Aim =>
Copy each line exactly.

Entries supplied =>
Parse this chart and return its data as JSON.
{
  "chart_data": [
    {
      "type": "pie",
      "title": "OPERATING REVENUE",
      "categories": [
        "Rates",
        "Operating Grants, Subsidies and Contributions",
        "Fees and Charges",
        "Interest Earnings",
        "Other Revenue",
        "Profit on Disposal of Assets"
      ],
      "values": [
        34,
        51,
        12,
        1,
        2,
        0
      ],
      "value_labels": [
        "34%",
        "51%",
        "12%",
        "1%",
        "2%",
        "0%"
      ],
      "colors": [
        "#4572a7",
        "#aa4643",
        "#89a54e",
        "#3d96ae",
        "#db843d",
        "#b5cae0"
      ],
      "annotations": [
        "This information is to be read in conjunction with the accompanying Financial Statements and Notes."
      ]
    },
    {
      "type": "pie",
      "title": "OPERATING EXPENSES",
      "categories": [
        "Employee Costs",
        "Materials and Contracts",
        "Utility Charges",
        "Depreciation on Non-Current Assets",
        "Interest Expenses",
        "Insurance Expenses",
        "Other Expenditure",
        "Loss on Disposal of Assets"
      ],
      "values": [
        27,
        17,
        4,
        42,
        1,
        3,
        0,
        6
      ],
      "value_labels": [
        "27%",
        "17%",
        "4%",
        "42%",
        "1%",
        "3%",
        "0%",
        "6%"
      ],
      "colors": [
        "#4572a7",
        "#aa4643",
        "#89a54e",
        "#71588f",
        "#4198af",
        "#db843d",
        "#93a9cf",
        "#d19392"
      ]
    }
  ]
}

The completed task =>
Parse this chart and return its data as JSON.
{
  "chart_data": [
    {
      "type": "pie",
      "title": "OPERATING REVENUE",
      "categories": [
        "Rates",
        "Operating Grants, Subsidies and Contributions",
        "Fees and Charges",
        "Interest Earnings",
        "Other Revenue",
        "Profit on Disposal of Assets"
      ],
      "values": [
        34,
        51,
        12,
        1,
        2,
        0
      ],
      "value_labels": [
        "34%",
        "51%",
        "12%",
        "1%",
        "2%",
        "0%"
      ],
      "colors": [
        "#4572a7",
        "#aa4643",
        "#89a54e",
        "#3d96ae",
        "#db843d",
        "#b5cae0"
      ],
      "annotations": [
        "This information is to be read in conjunction with the accompanying Financial Statements and Notes."
      ]
    },
    {
      "type": "pie",
      "title": "OPERATING EXPENSES",
      "categories": [
        "Employee Costs",
        "Materials and Contracts",
        "Utility Charges",
        "Depreciation on Non-Current Assets",
        "Interest Expenses",
        "Insurance Expenses",
        "Other Expenditure",
        "Loss on Disposal of Assets"
      ],
      "values": [
        27,
        17,
        4,
        42,
        1,
        3,
        0,
        6
      ],
      "value_labels": [
        "27%",
        "17%",
        "4%",
        "42%",
        "1%",
        "3%",
        "0%",
        "6%"
      ],
      "colors": [
        "#4572a7",
        "#aa4643",
        "#89a54e",
        "#71588f",
        "#4198af",
        "#db843d",
        "#93a9cf",
        "#d19392"
      ]
    }
  ]
}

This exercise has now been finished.